Exercise
Pull out every line in the data that has the string "from" in it.

Records for the task
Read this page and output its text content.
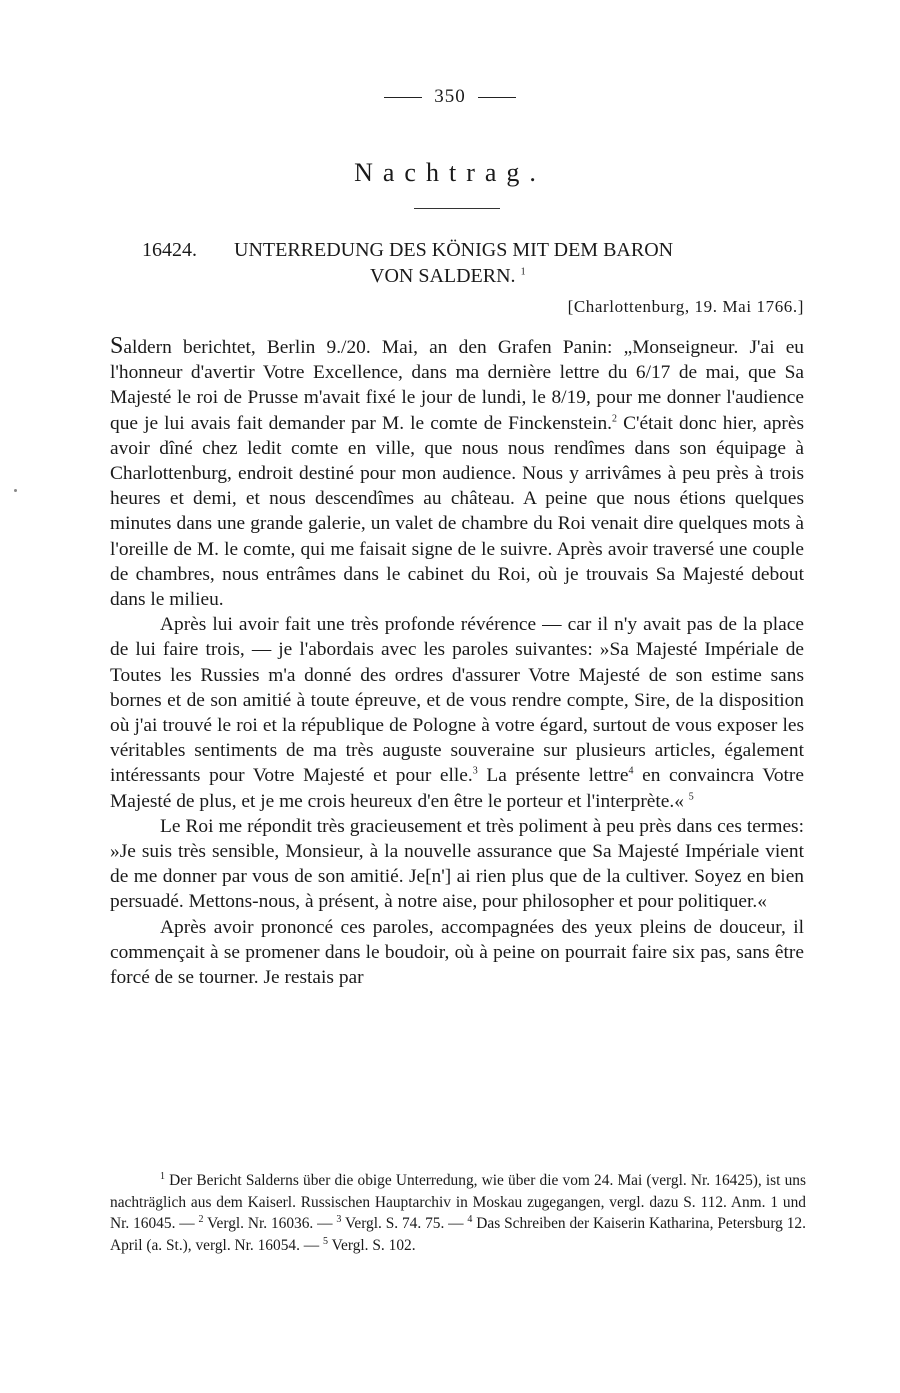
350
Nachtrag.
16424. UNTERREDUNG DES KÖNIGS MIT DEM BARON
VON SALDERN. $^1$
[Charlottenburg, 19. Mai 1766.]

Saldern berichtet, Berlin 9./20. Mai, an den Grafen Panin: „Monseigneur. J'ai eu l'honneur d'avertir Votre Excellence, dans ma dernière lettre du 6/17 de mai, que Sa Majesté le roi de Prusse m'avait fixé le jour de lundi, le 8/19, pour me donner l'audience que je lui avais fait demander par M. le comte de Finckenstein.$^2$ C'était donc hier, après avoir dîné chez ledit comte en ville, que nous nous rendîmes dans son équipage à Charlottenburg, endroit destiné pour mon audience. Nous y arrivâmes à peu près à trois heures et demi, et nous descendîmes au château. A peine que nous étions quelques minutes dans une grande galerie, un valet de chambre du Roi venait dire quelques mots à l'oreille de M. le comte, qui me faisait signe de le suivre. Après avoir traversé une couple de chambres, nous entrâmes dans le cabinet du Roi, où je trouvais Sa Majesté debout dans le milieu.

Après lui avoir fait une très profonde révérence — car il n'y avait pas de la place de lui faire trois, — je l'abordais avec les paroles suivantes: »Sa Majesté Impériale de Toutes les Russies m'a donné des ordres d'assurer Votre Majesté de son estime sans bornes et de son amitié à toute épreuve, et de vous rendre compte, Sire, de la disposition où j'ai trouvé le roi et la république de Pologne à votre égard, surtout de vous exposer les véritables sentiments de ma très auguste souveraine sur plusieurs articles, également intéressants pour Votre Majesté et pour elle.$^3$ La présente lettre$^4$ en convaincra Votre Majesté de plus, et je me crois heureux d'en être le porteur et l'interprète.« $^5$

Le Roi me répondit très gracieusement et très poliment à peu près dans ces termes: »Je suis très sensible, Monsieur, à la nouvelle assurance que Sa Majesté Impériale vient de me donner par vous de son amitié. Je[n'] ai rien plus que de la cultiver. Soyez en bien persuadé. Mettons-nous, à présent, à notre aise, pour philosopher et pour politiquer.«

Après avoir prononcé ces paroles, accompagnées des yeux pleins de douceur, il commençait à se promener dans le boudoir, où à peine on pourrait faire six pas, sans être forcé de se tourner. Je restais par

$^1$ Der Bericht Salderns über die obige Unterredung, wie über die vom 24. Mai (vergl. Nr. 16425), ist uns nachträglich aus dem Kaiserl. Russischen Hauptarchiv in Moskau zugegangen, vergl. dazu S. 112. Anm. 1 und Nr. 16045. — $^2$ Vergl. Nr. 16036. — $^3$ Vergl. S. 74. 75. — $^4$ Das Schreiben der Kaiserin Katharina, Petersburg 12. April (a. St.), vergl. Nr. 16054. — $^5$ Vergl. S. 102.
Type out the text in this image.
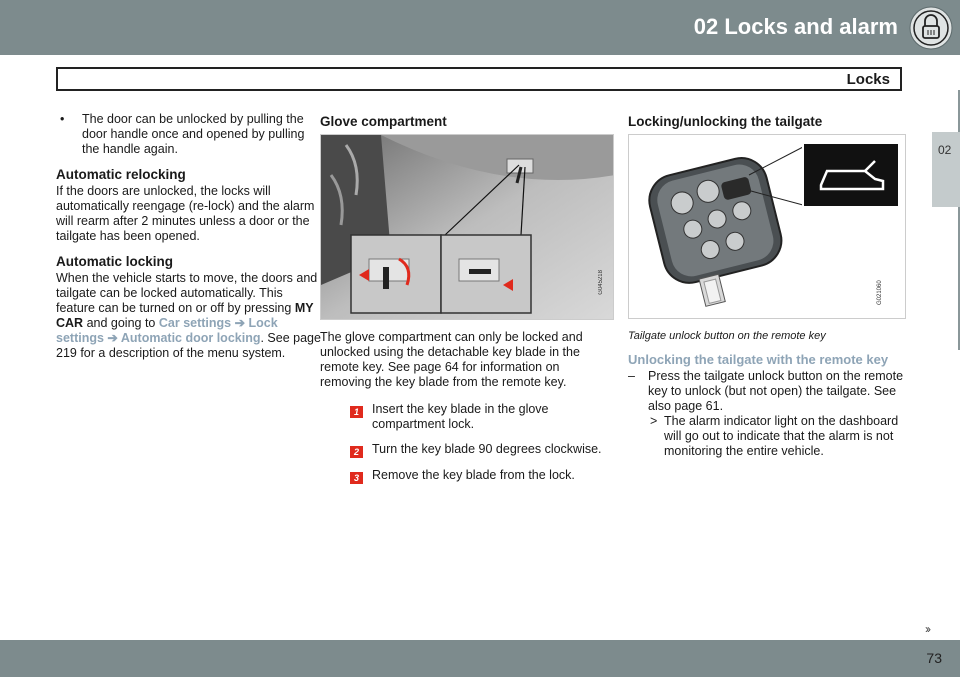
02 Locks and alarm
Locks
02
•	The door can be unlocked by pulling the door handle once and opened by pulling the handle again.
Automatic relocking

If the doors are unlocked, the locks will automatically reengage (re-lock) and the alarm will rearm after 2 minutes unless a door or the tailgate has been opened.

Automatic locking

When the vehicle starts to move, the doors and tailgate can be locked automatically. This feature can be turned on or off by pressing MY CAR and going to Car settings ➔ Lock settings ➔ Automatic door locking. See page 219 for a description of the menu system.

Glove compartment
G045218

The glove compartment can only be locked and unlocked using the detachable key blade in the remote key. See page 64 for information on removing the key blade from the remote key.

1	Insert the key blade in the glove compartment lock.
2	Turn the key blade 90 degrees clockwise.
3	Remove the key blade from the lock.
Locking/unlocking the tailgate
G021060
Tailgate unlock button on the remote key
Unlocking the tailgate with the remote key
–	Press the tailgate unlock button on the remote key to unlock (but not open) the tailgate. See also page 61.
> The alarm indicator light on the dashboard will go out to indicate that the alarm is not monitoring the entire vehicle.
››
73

Written response
The glove compartment can only be locked and unlocked using the detachable key blade in the remote key. See page 64 for information on removing the key blade from the remote key.
3	Remove the key blade from the lock.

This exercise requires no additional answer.